Records:

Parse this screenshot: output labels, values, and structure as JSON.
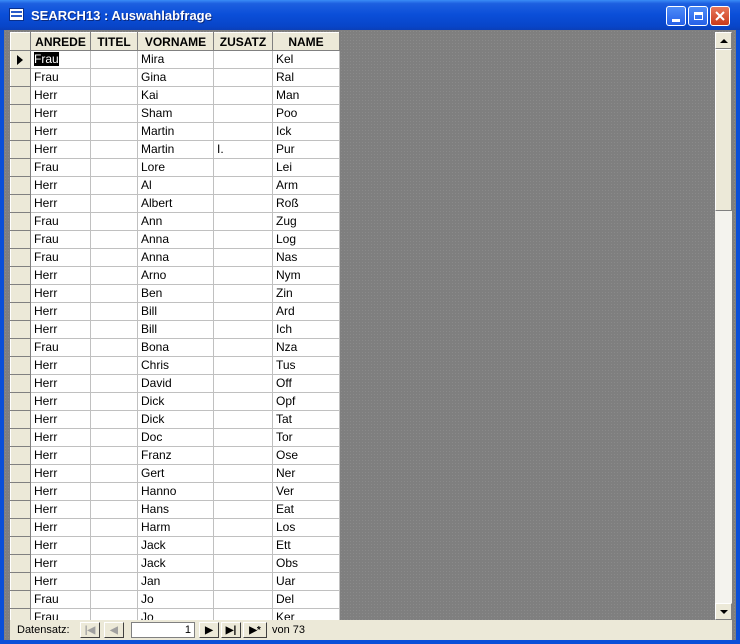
{
  "window": {
    "title": "SEARCH13 : Auswahlabfrage"
  },
  "columns": [
    "ANREDE",
    "TITEL",
    "VORNAME",
    "ZUSATZ",
    "NAME"
  ],
  "rows": [
    {
      "anrede": "Frau",
      "titel": "",
      "vorname": "Mira",
      "zusatz": "",
      "name": "Kel"
    },
    {
      "anrede": "Frau",
      "titel": "",
      "vorname": "Gina",
      "zusatz": "",
      "name": "Ral"
    },
    {
      "anrede": "Herr",
      "titel": "",
      "vorname": "Kai",
      "zusatz": "",
      "name": "Man"
    },
    {
      "anrede": "Herr",
      "titel": "",
      "vorname": "Sham",
      "zusatz": "",
      "name": "Poo"
    },
    {
      "anrede": "Herr",
      "titel": "",
      "vorname": "Martin",
      "zusatz": "",
      "name": "Ick"
    },
    {
      "anrede": "Herr",
      "titel": "",
      "vorname": "Martin",
      "zusatz": "I.",
      "name": "Pur"
    },
    {
      "anrede": "Frau",
      "titel": "",
      "vorname": "Lore",
      "zusatz": "",
      "name": "Lei"
    },
    {
      "anrede": "Herr",
      "titel": "",
      "vorname": "Al",
      "zusatz": "",
      "name": "Arm"
    },
    {
      "anrede": "Herr",
      "titel": "",
      "vorname": "Albert",
      "zusatz": "",
      "name": "Roß"
    },
    {
      "anrede": "Frau",
      "titel": "",
      "vorname": "Ann",
      "zusatz": "",
      "name": "Zug"
    },
    {
      "anrede": "Frau",
      "titel": "",
      "vorname": "Anna",
      "zusatz": "",
      "name": "Log"
    },
    {
      "anrede": "Frau",
      "titel": "",
      "vorname": "Anna",
      "zusatz": "",
      "name": "Nas"
    },
    {
      "anrede": "Herr",
      "titel": "",
      "vorname": "Arno",
      "zusatz": "",
      "name": "Nym"
    },
    {
      "anrede": "Herr",
      "titel": "",
      "vorname": "Ben",
      "zusatz": "",
      "name": "Zin"
    },
    {
      "anrede": "Herr",
      "titel": "",
      "vorname": "Bill",
      "zusatz": "",
      "name": "Ard"
    },
    {
      "anrede": "Herr",
      "titel": "",
      "vorname": "Bill",
      "zusatz": "",
      "name": "Ich"
    },
    {
      "anrede": "Frau",
      "titel": "",
      "vorname": "Bona",
      "zusatz": "",
      "name": "Nza"
    },
    {
      "anrede": "Herr",
      "titel": "",
      "vorname": "Chris",
      "zusatz": "",
      "name": "Tus"
    },
    {
      "anrede": "Herr",
      "titel": "",
      "vorname": "David",
      "zusatz": "",
      "name": "Off"
    },
    {
      "anrede": "Herr",
      "titel": "",
      "vorname": "Dick",
      "zusatz": "",
      "name": "Opf"
    },
    {
      "anrede": "Herr",
      "titel": "",
      "vorname": "Dick",
      "zusatz": "",
      "name": "Tat"
    },
    {
      "anrede": "Herr",
      "titel": "",
      "vorname": "Doc",
      "zusatz": "",
      "name": "Tor"
    },
    {
      "anrede": "Herr",
      "titel": "",
      "vorname": "Franz",
      "zusatz": "",
      "name": "Ose"
    },
    {
      "anrede": "Herr",
      "titel": "",
      "vorname": "Gert",
      "zusatz": "",
      "name": "Ner"
    },
    {
      "anrede": "Herr",
      "titel": "",
      "vorname": "Hanno",
      "zusatz": "",
      "name": "Ver"
    },
    {
      "anrede": "Herr",
      "titel": "",
      "vorname": "Hans",
      "zusatz": "",
      "name": "Eat"
    },
    {
      "anrede": "Herr",
      "titel": "",
      "vorname": "Harm",
      "zusatz": "",
      "name": "Los"
    },
    {
      "anrede": "Herr",
      "titel": "",
      "vorname": "Jack",
      "zusatz": "",
      "name": "Ett"
    },
    {
      "anrede": "Herr",
      "titel": "",
      "vorname": "Jack",
      "zusatz": "",
      "name": "Obs"
    },
    {
      "anrede": "Herr",
      "titel": "",
      "vorname": "Jan",
      "zusatz": "",
      "name": "Uar"
    },
    {
      "anrede": "Frau",
      "titel": "",
      "vorname": "Jo",
      "zusatz": "",
      "name": "Del"
    },
    {
      "anrede": "Frau",
      "titel": "",
      "vorname": "Jo",
      "zusatz": "",
      "name": "Ker"
    }
  ],
  "navigation": {
    "label": "Datensatz:",
    "current_record": "1",
    "total_text": "von 73",
    "first_icon": "first-record-icon",
    "prev_icon": "previous-record-icon",
    "next_icon": "next-record-icon",
    "last_icon": "last-record-icon",
    "new_icon": "new-record-icon"
  },
  "colors": {
    "titlebar": "#0a4ed8",
    "selection_bg": "#000000",
    "selection_text": "#ffffff"
  }
}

To be done: Extract every line of the data exactly; pictures stay out.

Task result:
Parse this screenshot: output labels, values, and structure as JSON.
{
  "window": {
    "title": "SEARCH13 : Auswahlabfrage"
  },
  "columns": [
    "ANREDE",
    "TITEL",
    "VORNAME",
    "ZUSATZ",
    "NAME"
  ],
  "rows": [
    {
      "anrede": "Frau",
      "titel": "",
      "vorname": "Mira",
      "zusatz": "",
      "name": "Kel"
    },
    {
      "anrede": "Frau",
      "titel": "",
      "vorname": "Gina",
      "zusatz": "",
      "name": "Ral"
    },
    {
      "anrede": "Herr",
      "titel": "",
      "vorname": "Kai",
      "zusatz": "",
      "name": "Man"
    },
    {
      "anrede": "Herr",
      "titel": "",
      "vorname": "Sham",
      "zusatz": "",
      "name": "Poo"
    },
    {
      "anrede": "Herr",
      "titel": "",
      "vorname": "Martin",
      "zusatz": "",
      "name": "Ick"
    },
    {
      "anrede": "Herr",
      "titel": "",
      "vorname": "Martin",
      "zusatz": "I.",
      "name": "Pur"
    },
    {
      "anrede": "Frau",
      "titel": "",
      "vorname": "Lore",
      "zusatz": "",
      "name": "Lei"
    },
    {
      "anrede": "Herr",
      "titel": "",
      "vorname": "Al",
      "zusatz": "",
      "name": "Arm"
    },
    {
      "anrede": "Herr",
      "titel": "",
      "vorname": "Albert",
      "zusatz": "",
      "name": "Roß"
    },
    {
      "anrede": "Frau",
      "titel": "",
      "vorname": "Ann",
      "zusatz": "",
      "name": "Zug"
    },
    {
      "anrede": "Frau",
      "titel": "",
      "vorname": "Anna",
      "zusatz": "",
      "name": "Log"
    },
    {
      "anrede": "Frau",
      "titel": "",
      "vorname": "Anna",
      "zusatz": "",
      "name": "Nas"
    },
    {
      "anrede": "Herr",
      "titel": "",
      "vorname": "Arno",
      "zusatz": "",
      "name": "Nym"
    },
    {
      "anrede": "Herr",
      "titel": "",
      "vorname": "Ben",
      "zusatz": "",
      "name": "Zin"
    },
    {
      "anrede": "Herr",
      "titel": "",
      "vorname": "Bill",
      "zusatz": "",
      "name": "Ard"
    },
    {
      "anrede": "Herr",
      "titel": "",
      "vorname": "Bill",
      "zusatz": "",
      "name": "Ich"
    },
    {
      "anrede": "Frau",
      "titel": "",
      "vorname": "Bona",
      "zusatz": "",
      "name": "Nza"
    },
    {
      "anrede": "Herr",
      "titel": "",
      "vorname": "Chris",
      "zusatz": "",
      "name": "Tus"
    },
    {
      "anrede": "Herr",
      "titel": "",
      "vorname": "David",
      "zusatz": "",
      "name": "Off"
    },
    {
      "anrede": "Herr",
      "titel": "",
      "vorname": "Dick",
      "zusatz": "",
      "name": "Opf"
    },
    {
      "anrede": "Herr",
      "titel": "",
      "vorname": "Dick",
      "zusatz": "",
      "name": "Tat"
    },
    {
      "anrede": "Herr",
      "titel": "",
      "vorname": "Doc",
      "zusatz": "",
      "name": "Tor"
    },
    {
      "anrede": "Herr",
      "titel": "",
      "vorname": "Franz",
      "zusatz": "",
      "name": "Ose"
    },
    {
      "anrede": "Herr",
      "titel": "",
      "vorname": "Gert",
      "zusatz": "",
      "name": "Ner"
    },
    {
      "anrede": "Herr",
      "titel": "",
      "vorname": "Hanno",
      "zusatz": "",
      "name": "Ver"
    },
    {
      "anrede": "Herr",
      "titel": "",
      "vorname": "Hans",
      "zusatz": "",
      "name": "Eat"
    },
    {
      "anrede": "Herr",
      "titel": "",
      "vorname": "Harm",
      "zusatz": "",
      "name": "Los"
    },
    {
      "anrede": "Herr",
      "titel": "",
      "vorname": "Jack",
      "zusatz": "",
      "name": "Ett"
    },
    {
      "anrede": "Herr",
      "titel": "",
      "vorname": "Jack",
      "zusatz": "",
      "name": "Obs"
    },
    {
      "anrede": "Herr",
      "titel": "",
      "vorname": "Jan",
      "zusatz": "",
      "name": "Uar"
    },
    {
      "anrede": "Frau",
      "titel": "",
      "vorname": "Jo",
      "zusatz": "",
      "name": "Del"
    },
    {
      "anrede": "Frau",
      "titel": "",
      "vorname": "Jo",
      "zusatz": "",
      "name": "Ker"
    }
  ],
  "navigation": {
    "label": "Datensatz:",
    "current_record": "1",
    "total_text": "von 73",
    "first_icon": "first-record-icon",
    "prev_icon": "previous-record-icon",
    "next_icon": "next-record-icon",
    "last_icon": "last-record-icon",
    "new_icon": "new-record-icon"
  },
  "colors": {
    "titlebar": "#0a4ed8",
    "selection_bg": "#000000",
    "selection_text": "#ffffff"
  }
}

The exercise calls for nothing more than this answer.